#### What is being asked:
Collect each line holding the string "label".

——

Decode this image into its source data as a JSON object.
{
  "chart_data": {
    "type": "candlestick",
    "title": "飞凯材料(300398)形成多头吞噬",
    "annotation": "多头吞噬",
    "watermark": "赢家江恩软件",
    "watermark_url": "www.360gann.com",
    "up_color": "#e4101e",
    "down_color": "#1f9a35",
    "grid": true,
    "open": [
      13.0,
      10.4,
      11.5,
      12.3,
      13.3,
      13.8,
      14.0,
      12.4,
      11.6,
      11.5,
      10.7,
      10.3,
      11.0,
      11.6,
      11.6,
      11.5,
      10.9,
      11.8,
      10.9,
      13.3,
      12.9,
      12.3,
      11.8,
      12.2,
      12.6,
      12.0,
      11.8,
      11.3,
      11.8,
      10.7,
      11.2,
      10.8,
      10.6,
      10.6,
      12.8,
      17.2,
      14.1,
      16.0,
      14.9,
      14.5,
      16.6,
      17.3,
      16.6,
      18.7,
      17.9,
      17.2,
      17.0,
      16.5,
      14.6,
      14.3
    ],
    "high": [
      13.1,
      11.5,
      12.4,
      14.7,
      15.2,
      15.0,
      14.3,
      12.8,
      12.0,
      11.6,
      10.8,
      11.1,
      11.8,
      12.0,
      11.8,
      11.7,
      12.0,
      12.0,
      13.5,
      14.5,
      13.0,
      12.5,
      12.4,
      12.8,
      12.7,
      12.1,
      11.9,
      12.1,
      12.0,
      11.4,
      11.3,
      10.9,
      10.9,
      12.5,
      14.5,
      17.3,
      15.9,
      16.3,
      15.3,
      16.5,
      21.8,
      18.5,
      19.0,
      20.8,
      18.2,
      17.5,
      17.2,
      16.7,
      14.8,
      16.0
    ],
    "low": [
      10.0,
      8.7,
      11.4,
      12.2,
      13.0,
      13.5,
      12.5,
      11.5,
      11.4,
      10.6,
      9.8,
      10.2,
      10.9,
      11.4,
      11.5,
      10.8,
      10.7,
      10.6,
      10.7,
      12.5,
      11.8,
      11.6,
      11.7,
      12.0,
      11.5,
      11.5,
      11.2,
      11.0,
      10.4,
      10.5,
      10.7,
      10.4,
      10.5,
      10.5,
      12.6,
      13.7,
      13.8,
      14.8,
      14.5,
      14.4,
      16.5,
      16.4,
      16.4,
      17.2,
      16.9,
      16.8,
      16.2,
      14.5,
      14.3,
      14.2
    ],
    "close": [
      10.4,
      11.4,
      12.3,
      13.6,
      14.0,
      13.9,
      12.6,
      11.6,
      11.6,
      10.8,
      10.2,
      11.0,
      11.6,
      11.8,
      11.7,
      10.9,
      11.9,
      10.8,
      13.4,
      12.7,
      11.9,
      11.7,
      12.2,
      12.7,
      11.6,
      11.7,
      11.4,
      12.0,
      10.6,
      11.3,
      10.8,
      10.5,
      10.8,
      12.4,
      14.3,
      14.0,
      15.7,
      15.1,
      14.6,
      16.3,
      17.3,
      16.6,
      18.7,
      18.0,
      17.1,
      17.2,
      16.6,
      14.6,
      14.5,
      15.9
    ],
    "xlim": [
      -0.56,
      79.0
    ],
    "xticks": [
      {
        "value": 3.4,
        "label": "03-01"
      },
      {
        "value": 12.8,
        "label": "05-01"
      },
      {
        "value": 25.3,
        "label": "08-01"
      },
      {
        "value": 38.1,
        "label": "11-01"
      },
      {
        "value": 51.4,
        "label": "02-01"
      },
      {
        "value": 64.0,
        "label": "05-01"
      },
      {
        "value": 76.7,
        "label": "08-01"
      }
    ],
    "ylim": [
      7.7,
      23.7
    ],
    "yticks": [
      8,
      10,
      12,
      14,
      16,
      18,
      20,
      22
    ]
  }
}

——

#### Reply:
        "label": "03-01"
        "label": "05-01"
        "label": "08-01"
        "label": "11-01"
        "label": "02-01"
        "label": "05-01"
        "label": "08-01"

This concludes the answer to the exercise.